## TO BE DONE
Whenever a line below holds the word "已取得如下政府批复及法律文件", copy that line.

## MATERIAL PROVIDED
==*==

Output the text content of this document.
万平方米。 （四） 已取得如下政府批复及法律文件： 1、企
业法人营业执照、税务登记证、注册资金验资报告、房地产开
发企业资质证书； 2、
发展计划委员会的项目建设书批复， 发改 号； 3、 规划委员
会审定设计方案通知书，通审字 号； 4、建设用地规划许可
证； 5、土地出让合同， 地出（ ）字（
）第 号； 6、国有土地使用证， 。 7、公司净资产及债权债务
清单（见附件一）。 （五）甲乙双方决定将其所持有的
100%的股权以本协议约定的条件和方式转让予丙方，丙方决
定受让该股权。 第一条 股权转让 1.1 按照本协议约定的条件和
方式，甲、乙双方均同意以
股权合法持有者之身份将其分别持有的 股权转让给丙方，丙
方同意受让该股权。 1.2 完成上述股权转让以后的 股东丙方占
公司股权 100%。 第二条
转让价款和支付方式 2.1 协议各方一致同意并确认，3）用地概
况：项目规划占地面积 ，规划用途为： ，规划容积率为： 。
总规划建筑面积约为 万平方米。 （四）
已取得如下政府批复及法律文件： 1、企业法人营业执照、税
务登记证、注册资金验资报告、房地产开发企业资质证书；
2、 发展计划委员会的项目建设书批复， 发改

==*==

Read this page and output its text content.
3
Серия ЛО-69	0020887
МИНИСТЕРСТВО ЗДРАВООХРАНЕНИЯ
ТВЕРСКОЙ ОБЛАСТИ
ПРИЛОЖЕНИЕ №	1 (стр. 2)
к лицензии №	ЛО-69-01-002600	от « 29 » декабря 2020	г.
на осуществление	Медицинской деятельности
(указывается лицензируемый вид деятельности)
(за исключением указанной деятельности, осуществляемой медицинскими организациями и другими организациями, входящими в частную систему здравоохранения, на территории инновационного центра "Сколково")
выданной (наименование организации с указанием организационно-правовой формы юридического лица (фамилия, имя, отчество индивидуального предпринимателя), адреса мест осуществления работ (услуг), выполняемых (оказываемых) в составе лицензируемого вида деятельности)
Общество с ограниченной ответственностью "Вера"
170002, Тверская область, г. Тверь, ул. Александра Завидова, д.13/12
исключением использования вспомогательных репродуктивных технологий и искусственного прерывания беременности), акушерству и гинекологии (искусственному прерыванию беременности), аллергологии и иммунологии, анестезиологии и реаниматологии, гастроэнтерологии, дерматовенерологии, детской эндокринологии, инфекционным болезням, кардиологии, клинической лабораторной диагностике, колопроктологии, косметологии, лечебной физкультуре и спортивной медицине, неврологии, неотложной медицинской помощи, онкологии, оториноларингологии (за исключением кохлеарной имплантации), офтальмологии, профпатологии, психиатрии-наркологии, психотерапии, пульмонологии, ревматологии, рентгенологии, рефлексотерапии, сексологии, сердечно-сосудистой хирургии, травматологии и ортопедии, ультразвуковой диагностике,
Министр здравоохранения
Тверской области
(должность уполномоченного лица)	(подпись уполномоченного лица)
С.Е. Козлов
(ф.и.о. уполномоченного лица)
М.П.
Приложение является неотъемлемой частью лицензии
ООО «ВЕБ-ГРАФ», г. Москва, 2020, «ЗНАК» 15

==*==

## TASK ANSWER
万平方米。 （四） 已取得如下政府批复及法律文件： 1、企
已取得如下政府批复及法律文件： 1、企业法人营业执照、税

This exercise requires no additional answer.